::: Source material

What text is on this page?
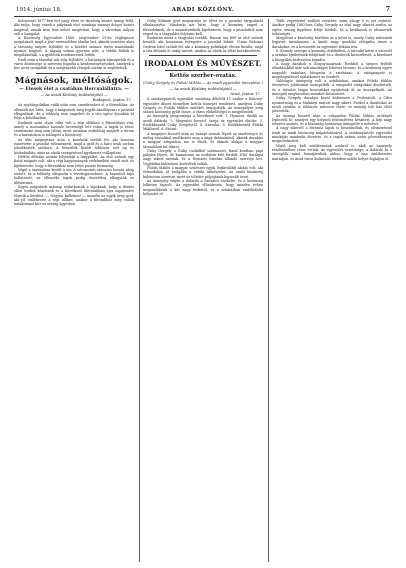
1914. június 18.	ARADI KÖZLÖNY.	7

Kolozsvárt 1877-ben lett nagy élete és dicsőség bezárt ünnep felől. Aki tudja, hogy ennek a pályának első munkája mennyi dolgot hozott magával, annak nem lesz nehéz megérteni, hogy a városban milyen volt a hangulat.

A Közönség Egyesülete 1886. szeptember 29-én véglegesen megalakult, majd a jövő esztendőben elnöke lett, akinek vezetése alatt a társaság szépen fejlődött és a közélet számos terén maradandó nyomot hagyott. A tagság száma gyorsan nőtt, a vidéki fiókok is megalakultak, s a gyűlések rendszeresek lettek.

Ezek után a társulat sok évig fejlődött, a hatóságok támogatták és a város közönsége is szívesen fogadta a kezdeményezéseket, amelyek a köz javát szolgálták és a szegényebb rétegek sorsán is enyhítettek.

Mágnások, méltóságok.
— Élesek élet a csatában Hercsalállatra. —
— Az aradi Közlöny tudósítójától —
Budapest, június 17.

Az egyházpolitikai viták után sem csendesedett el a főrendiház. Az ellenzék azt hitte, hogy a mágnások meg fogják akadályozni a javaslat elfogadását, de a többség nem engedett és a vita egész éjszakán át folyt a felsőházban.

Ezeknek szint olyan ritka volt a régi időkben a főrendiházi vita, amely a mostanihoz hasonló hevességű lett volna. A tagok jó része rendszerint meg sem jelent, most azonban zsúfolásig megtelt a terem és a karzatokon is tolongott a közönség.

Az ülés megnyitása után a korelnök szólalt fel, aki hosszan ismertette a javaslat előzményeit, majd a gróf és a báró urak sorban jelentkeztek szólásra. A beszédek között többször volt zaj és közbekiáltás, amit az elnök csengetéssel igyekezett csillapítani.

Hétfőn délután azután folytatták a tárgyalást. Az első szónok egy fiatal mágnás volt, aki a régi hagyományok védelmében emelt szót, és kijelentette, hogy a főrendiház nem lehet puszta formaság.

Végül a szavazásra került a sor. A névszerinti szavazás hosszú ideig tartott, és a többség elfogadta a törvényjavaslatot. A karzatról taps hallatszott, az ellenzéki tagok pedig tüntetőleg elhagyták az üléstermet.

Egyes mágnások másnap nyilatkoztak a lapoknak, hogy a döntés ellen tovább küzdenek és a következő ülésszakban újra napirendre tűzetik a kérdést. — Nagyon kellemes! — mondta az egyik öreg gróf, aki jól emlékezett a régi időkre, amikor a főrendiház még valódi hatalommal bírt az ország ügyeiben.

Csiky Kálmán gróf megnyitója az ülést és a javaslat tárgyalását elhalasztotta. Mindenki azt hitte, hogy a kormány enged a főrendeknek, de a miniszterelnök kijelentette, hogy a javaslatból nem enged és a tárgyalást folytatni kell.

Ezekután ment a tárgyalás tovább. Három óra felé az első szónok beszélt, aki hosszasan fejtegette a javaslat hibáit. Utána Rohonci Gedeon báró szólalt fel, aki a kormány politikáját élesen bírálta, majd a vita délután öt óráig tartott, amikor az elnök az ülést berekesztette.

IRODALOM ÉS MŰVÉSZET.
Kettős szerber-ovatás.
(Csiky Gergely és Füleki Miklós — Az aradi egyesület ünneplése.)
— Az aradi Közlöny tudósítójától —
Arad, június 17.

A színházpártoló egyesület vasárnap délelőtt 11 órakor a Kölcsey-egyesület díszes termében kettős ünnepet rendezett, amelyen Csiky Gergely és Füleki Miklós emlékét ünnepelték. Az ünnepélyre szép számú közönség gyűlt össze, a város előkelőségei is megjelentek.

Az ünnepély programmja a következő volt: 1. Hymnus, énekli az aradi dalárda. 2. Megnyitó beszéd, tartja az egyesület elnöke. 3. Emlékbeszéd Csiky Gergelyről. 4. Szavalat. 5. Emlékbeszéd Füleki Miklósról. 6. Szózat.

A megnyitó beszéd után az ünnepi szónok lépett az emelvényre és meleg szavakkal emlékezett meg a nagy drámaíróról, akinek darabjai a magyar színpadon ma is élnek, és akinek alakjai a magyar társadalom hű tükrei.

Csiky Gergely a Csiky családból származott, fiatal korában papi pályára lépett, de hamarosan az irodalom felé fordult. Első darabjai nagy sikert arattak, és a Nemzeti Színház állandó szerzője lett. Vígjátékai különösen kedveltek voltak.

Füleki Miklós a magyar színészet egyik legkiválóbb alakja volt, aki évtizedeken át szolgálta a vidéki színészetet. Az aradi közönség különösen szerette, mert itt töltötte pályájának legszebb éveit.

Az ünnepély végén a dalárda a Szózatot énekelte, és a közönség lelkesen tapsolt. Az egyesület elhatározta, hogy minden évben megemlékezik a két nagy férfiúról, és a színházban emléktáblát helyeztet el.

Több vegyülettel szállott vesztére, mint ahogy ő is ezt sejtette. Amikor pedig 1881-ben Csiky Gergely az első nagy sikerét aratta, az egész ország figyelme feléje fordult, és a kritikusok is elismerték tehetségét.

Megjelent a közönség körében az a kötet is, amely Csiky műveinek legjavát tartalmazza. A kiadó nagy gonddal válogatta össze a darabokat, és a bevezetőt az egyesület titkára írta.

8. Komoly szerepe a kormány érdekében. A társulat kérte a várostól a színház épületének felújítását és a díszletek kicserélését. A kérelmet a közgyűlés kedvezően fogadta.

A nagy darabok a Közjogtanárnak. Ezekből a szépen fejlődő előadásokból már sok tanulságot lehetett levonni, és a közönség egyre nagyobb számban látogatta a színházat. A színigazgató is megelégedéssel nyilatkozott az évadról.

Valóságos ünnepség volt a színházban, amikor Füleki Miklós ötvenéves jubileumát ünnepelték. A színpadot virágokkal díszítették, és a társulat tagjai koszorúkat nyújtottak át az ünnepeltnek. Az ünnepelt meghatottan mondott köszönetet.

Csiky Gergely darabjai közül különösen a Proletárok, a Cifra nyomorúság és a Mukányi aratott nagy sikert. Ezeket a darabokat az aradi színház is többször műsorra tűzte, és mindig telt ház előtt játszották.

Az ünnepi beszéd után a színpadon Füleki Miklós arcképét leplezték le, amelyet egy helybeli festőművész készített. A kép nagy tetszést aratott, és a közönség hosszasan ünnepelte a művészt.

A nagy sikerről a fővárosi lapok is beszámoltak, és elismeréssel írtak az aradi közönség műpártolásáról. A színházpártoló egyesület munkáját mindenki dicsérte, és a tagok száma azóta jelentékenyen megnövekedett.

Végül meg kell emlékeznünk azokról is, akik az ünnepély rendezésében részt vettek. Az egyesület vezetősége, a dalárda és a szereplők mind hozzájárultak ahhoz, hogy a nap emlékezetes maradjon, és Arad város kulturális életében méltó helyet foglaljon el.
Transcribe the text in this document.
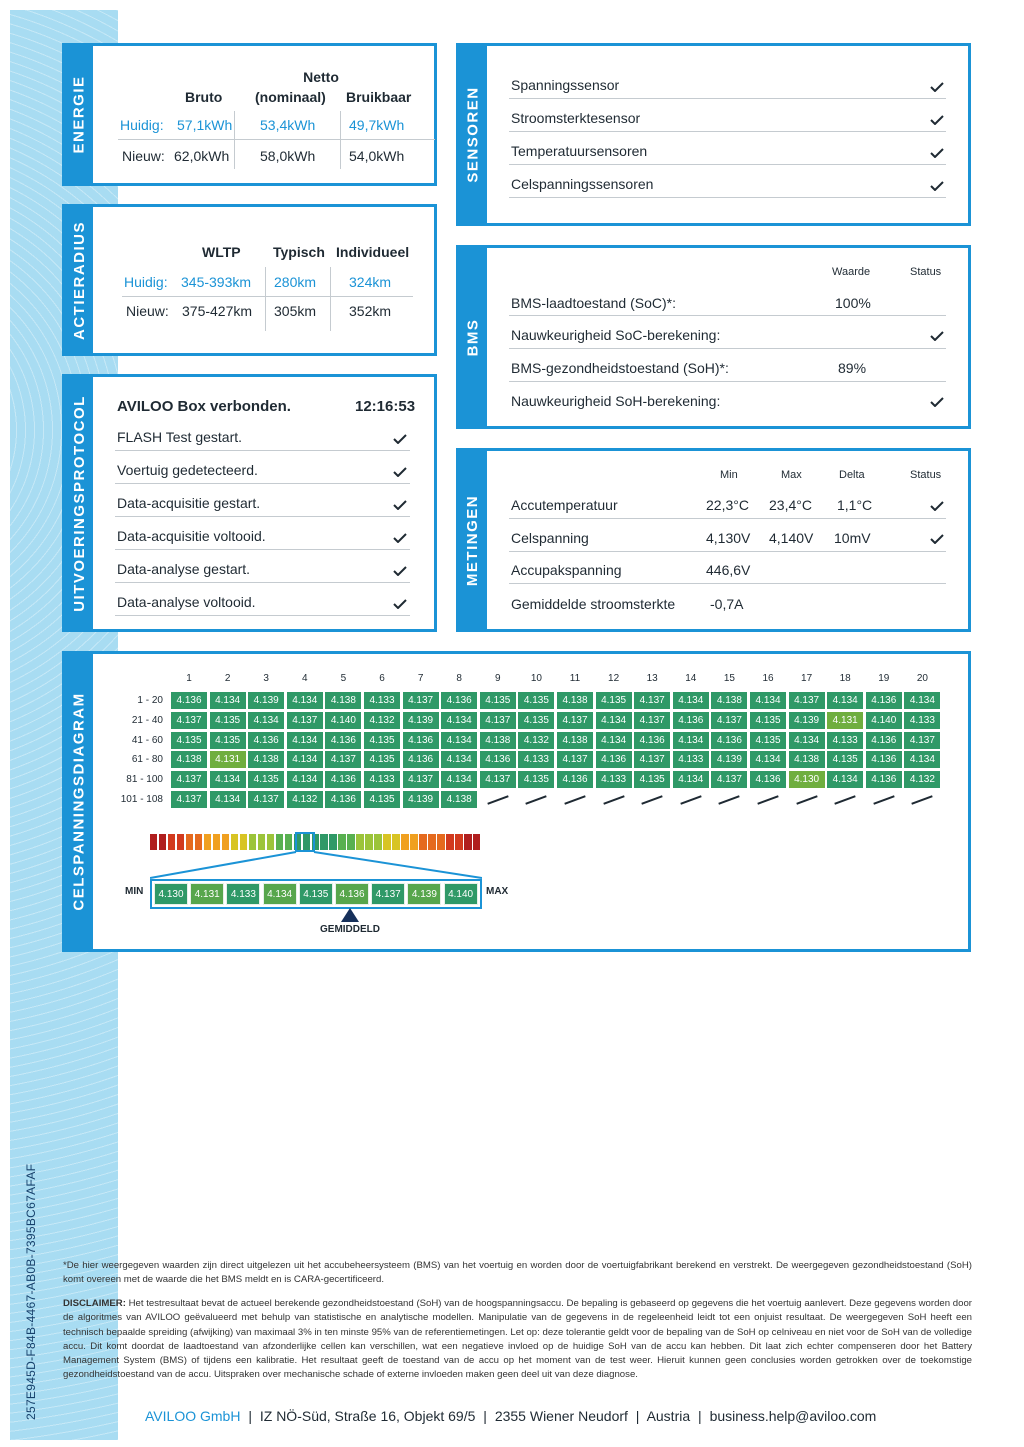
257E945D-F84B-4467-AB0B-7395BC67AFAF
ENERGIE	Bruto
Netto
(nominaal) Bruikbaar
Huidig: 57,1kWh 53,4kWh 49,7kWh
Nieuw: 62,0kWh 58,0kWh 54,0kWh
ACTIERADIUS	WLTP Typisch Individueel
Huidig: 345-393km 280km 324km
Nieuw: 375-427km 305km 352km
UITVOERINGSPROTOCOL AVILOO Box verbonden.	12:16:53
FLASH Test gestart.
Voertuig gedetecteerd.
Data-acquisitie gestart.
Data-acquisitie voltooid.
Data-analyse gestart.
Data-analyse voltooid.
SENSOREN
Spanningssensor
Stroomsterktesensor
Temperatuursensoren
Celspanningssensoren
BMS
Waarde	Status
BMS-laadtoestand (SoC)*:	100%
Nauwkeurigheid SoC-berekening:
BMS-gezondheidstoestand (SoH)*:	89%
Nauwkeurigheid SoH-berekening:
METINGEN
Min	Max	Delta	Status
Accutemperatuur	22,3°C 23,4°C 1,1°C
Celspanning	4,130V 4,140V 10mV
Accupakspanning	446,6V
Gemiddelde stroomsterkte -0,7A
CELSPANNINGSDIAGRAM	MIN	4.130	4.131	4.133	4.134	4.135	4.136	4.137	4.139	4.140	MAX
GEMIDDELD
1	2	3	4	5	6	7	8	9	10	11	12	13	14	15	16	17	18	19	20
1 - 20	4.136	4.134	4.139	4.134	4.138	4.133	4.137	4.136	4.135	4.135	4.138	4.135	4.137	4.134	4.138	4.134	4.137	4.134	4.136	4.134
21 - 40	4.137	4.135	4.134	4.137	4.140	4.132	4.139	4.134	4.137	4.135	4.137	4.134	4.137	4.136	4.137	4.135	4.139	4.131	4.140	4.133
41 - 60	4.135	4.135	4.136	4.134	4.136	4.135	4.136	4.134	4.138	4.132	4.138	4.134	4.136	4.134	4.136	4.135	4.134	4.133	4.136	4.137
61 - 80	4.138	4.131	4.138	4.134	4.137	4.135	4.136	4.134	4.136	4.133	4.137	4.136	4.137	4.133	4.139	4.134	4.138	4.135	4.136	4.134
81 - 100	4.137	4.134	4.135	4.134	4.136	4.133	4.137	4.134	4.137	4.135	4.136	4.133	4.135	4.134	4.137	4.136	4.130	4.134	4.136	4.132
101 - 108	4.137	4.134	4.137	4.132	4.136	4.135	4.139	4.138
*De hier weergegeven waarden zijn direct uitgelezen uit het accubeheersysteem (BMS) van het voertuig en worden door de voertuigfabrikant berekend en verstrekt. De weergegeven gezondheidstoestand (SoH) komt overeen met de waarde die het BMS meldt en is CARA-gecertificeerd.
DISCLAIMER: Het testresultaat bevat de actueel berekende gezondheidstoestand (SoH) van de hoogspanningsaccu. De bepaling is gebaseerd op gegevens die het voertuig aanlevert. Deze gegevens worden door de algoritmes van AVILOO geëvalueerd met behulp van statistische en analytische modellen. Manipulatie van de gegevens in de regeleenheid leidt tot een onjuist resultaat. De weergegeven SoH heeft een technisch bepaalde spreiding (afwijking) van maximaal 3% in ten minste 95% van de referentiemetingen. Let op: deze tolerantie geldt voor de bepaling van de SoH op celniveau en niet voor de SoH van de volledige accu. Dit komt doordat de laadtoestand van afzonderlijke cellen kan verschillen, wat een negatieve invloed op de huidige SoH van de accu kan hebben. Dit laat zich echter compenseren door het Battery Management System (BMS) of tijdens een kalibratie. Het resultaat geeft de toestand van de accu op het moment van de test weer. Hieruit kunnen geen conclusies worden getrokken over de toekomstige gezondheidstoestand van de accu. Uitspraken over mechanische schade of externe invloeden maken geen deel uit van deze diagnose.
AVILOO GmbH | IZ NÖ-Süd, Straße 16, Objekt 69/5 | 2355 Wiener Neudorf | Austria | business.help@aviloo.com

::::::

● What you are asked to do
In the lines above, locate the string "hosszasan". Copy every line where it occurs.

● Task result
Ezekután ment a tárgyalás tovább. Három óra felé az első szónok beszélt, aki hosszasan fejtegette a javaslat hibáit. Utána Rohonci Gedeon báró szólalt fel, aki a kormány politikáját élesen bírálta, majd a vita délután öt óráig tartott, amikor az elnök az ülést berekesztette.
Az ünnepi beszéd után a színpadon Füleki Miklós arcképét leplezték le, amelyet egy helybeli festőművész készített. A kép nagy tetszést aratott, és a közönség hosszasan ünnepelte a művészt.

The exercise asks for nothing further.